Required task |
In the entries below, count every line with the string "year". State the count and nothing else.

------ The input ------

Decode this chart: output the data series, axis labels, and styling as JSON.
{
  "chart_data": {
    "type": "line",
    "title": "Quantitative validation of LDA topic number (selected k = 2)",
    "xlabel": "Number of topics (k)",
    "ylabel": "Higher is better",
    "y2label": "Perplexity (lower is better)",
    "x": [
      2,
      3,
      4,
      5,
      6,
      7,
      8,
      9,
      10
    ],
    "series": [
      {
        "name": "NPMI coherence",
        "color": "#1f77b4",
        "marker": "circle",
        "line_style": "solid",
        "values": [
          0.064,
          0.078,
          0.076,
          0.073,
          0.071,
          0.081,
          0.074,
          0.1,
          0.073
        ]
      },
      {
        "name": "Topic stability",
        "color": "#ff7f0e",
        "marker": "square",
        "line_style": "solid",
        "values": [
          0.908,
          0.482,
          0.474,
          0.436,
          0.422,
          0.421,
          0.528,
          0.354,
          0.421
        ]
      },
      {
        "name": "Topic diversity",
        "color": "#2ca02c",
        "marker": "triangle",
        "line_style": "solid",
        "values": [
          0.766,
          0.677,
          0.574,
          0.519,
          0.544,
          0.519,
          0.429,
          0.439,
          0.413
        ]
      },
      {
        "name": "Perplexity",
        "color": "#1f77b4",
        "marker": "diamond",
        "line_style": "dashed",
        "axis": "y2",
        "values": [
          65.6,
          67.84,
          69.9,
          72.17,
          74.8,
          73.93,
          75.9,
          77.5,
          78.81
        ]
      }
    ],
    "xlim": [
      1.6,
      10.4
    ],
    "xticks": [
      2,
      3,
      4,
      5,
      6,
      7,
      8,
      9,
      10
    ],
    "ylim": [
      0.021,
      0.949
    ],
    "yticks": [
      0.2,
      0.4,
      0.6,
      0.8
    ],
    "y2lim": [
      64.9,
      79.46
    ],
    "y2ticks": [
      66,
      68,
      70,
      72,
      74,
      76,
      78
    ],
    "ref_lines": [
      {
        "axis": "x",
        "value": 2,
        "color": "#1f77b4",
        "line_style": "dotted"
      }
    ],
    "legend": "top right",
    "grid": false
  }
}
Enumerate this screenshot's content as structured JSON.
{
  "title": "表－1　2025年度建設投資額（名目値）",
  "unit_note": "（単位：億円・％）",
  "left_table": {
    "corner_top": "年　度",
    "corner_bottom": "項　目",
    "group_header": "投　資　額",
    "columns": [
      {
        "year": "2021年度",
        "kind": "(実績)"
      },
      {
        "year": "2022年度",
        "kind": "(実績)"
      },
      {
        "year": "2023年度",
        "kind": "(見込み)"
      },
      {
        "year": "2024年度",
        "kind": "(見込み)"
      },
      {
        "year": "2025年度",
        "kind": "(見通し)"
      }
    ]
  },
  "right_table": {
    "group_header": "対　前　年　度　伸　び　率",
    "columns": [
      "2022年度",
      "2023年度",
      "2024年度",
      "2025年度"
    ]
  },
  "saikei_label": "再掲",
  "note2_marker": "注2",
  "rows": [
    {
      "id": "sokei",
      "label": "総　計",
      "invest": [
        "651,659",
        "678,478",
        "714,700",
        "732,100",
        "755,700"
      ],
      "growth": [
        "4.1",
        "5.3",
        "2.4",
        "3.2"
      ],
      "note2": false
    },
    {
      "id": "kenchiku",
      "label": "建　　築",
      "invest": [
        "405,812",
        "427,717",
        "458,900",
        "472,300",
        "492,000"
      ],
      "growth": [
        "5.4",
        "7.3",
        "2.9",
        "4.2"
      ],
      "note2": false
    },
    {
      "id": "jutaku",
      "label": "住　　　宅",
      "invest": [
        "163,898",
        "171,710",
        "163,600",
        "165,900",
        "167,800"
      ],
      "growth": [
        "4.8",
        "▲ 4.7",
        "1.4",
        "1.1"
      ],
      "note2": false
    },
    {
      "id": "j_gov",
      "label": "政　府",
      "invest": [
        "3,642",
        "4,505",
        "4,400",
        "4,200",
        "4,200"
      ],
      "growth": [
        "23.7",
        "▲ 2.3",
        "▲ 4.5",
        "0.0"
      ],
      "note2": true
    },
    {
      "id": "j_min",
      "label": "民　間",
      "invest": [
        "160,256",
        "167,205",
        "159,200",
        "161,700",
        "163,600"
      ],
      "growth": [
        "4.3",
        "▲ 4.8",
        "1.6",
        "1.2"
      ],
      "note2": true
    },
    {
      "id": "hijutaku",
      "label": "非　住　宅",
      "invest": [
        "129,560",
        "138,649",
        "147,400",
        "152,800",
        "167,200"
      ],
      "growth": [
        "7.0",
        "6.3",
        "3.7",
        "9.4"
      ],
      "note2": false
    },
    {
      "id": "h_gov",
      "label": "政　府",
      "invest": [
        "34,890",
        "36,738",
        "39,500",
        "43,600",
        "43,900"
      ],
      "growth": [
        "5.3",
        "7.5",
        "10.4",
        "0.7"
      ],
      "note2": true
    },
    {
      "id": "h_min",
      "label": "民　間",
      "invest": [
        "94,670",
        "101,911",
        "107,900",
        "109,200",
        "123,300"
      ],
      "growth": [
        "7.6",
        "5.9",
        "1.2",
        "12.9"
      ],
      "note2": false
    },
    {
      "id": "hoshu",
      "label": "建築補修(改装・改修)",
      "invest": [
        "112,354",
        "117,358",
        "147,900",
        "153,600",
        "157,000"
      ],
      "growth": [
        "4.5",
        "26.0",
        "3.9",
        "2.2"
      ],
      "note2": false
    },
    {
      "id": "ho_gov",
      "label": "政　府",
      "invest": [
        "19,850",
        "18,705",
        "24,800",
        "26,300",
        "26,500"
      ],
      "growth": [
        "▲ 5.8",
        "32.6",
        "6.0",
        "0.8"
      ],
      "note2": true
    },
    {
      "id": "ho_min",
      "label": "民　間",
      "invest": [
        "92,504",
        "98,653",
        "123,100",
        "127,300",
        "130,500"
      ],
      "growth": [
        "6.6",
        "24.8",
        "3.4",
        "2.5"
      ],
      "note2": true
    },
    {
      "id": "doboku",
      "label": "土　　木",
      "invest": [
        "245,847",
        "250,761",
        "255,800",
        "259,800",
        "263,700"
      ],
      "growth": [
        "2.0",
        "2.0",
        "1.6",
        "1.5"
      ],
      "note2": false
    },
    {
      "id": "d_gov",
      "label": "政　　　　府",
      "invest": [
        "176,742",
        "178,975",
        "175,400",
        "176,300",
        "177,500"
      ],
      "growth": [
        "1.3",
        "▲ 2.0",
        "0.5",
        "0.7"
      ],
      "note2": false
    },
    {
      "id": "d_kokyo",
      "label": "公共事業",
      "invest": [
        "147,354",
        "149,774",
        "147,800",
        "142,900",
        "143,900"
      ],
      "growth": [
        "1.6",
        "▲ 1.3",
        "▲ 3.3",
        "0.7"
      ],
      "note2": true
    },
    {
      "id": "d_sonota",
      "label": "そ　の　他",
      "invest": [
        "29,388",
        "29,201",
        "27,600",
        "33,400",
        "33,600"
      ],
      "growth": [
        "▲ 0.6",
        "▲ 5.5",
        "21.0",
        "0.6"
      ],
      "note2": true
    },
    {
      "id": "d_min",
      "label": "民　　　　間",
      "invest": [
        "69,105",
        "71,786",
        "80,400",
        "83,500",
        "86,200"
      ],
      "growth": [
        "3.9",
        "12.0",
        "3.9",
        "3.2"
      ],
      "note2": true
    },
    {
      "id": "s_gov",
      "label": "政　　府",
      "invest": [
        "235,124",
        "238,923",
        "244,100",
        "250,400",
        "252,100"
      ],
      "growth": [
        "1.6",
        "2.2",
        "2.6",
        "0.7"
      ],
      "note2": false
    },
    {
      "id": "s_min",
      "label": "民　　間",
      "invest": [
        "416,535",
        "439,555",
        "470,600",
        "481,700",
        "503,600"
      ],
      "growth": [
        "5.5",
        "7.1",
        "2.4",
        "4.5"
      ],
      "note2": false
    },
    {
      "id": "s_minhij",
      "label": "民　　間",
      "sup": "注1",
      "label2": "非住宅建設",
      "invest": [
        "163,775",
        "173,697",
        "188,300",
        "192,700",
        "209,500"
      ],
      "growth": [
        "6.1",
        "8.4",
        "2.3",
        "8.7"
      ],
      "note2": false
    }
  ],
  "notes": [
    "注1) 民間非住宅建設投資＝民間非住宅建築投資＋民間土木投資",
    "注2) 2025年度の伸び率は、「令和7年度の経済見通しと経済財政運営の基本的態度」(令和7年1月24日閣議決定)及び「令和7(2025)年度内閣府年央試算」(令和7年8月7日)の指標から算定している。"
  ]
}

------

Exercise output |
5